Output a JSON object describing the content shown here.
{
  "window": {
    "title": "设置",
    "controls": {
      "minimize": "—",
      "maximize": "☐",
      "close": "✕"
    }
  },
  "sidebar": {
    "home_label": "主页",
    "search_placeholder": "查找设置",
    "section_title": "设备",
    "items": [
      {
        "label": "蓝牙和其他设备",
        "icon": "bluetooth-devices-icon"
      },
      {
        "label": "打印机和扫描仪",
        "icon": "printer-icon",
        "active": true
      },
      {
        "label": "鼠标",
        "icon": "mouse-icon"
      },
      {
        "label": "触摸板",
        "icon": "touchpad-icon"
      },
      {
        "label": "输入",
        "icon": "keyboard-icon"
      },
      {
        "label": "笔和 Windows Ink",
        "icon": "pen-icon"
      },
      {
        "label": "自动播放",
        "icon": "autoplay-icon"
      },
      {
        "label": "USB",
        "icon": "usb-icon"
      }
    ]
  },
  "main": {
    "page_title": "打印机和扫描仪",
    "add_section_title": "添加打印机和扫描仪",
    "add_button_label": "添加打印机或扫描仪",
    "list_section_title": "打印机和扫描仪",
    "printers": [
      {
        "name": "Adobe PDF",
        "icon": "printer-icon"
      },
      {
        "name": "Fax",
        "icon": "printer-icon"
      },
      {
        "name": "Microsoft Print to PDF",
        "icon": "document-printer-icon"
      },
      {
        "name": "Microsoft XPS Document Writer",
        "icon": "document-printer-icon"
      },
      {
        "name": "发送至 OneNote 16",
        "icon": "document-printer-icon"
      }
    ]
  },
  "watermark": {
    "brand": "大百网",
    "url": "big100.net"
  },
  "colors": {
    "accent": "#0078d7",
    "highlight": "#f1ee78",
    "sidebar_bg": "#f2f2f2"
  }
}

- **Task description**
From the entries above, return each line with the word "name" in it.

- **Full solution**
        "name": "Adobe PDF",
        "name": "Fax",
        "name": "Microsoft Print to PDF",
        "name": "Microsoft XPS Document Writer",
        "name": "发送至 OneNote 16",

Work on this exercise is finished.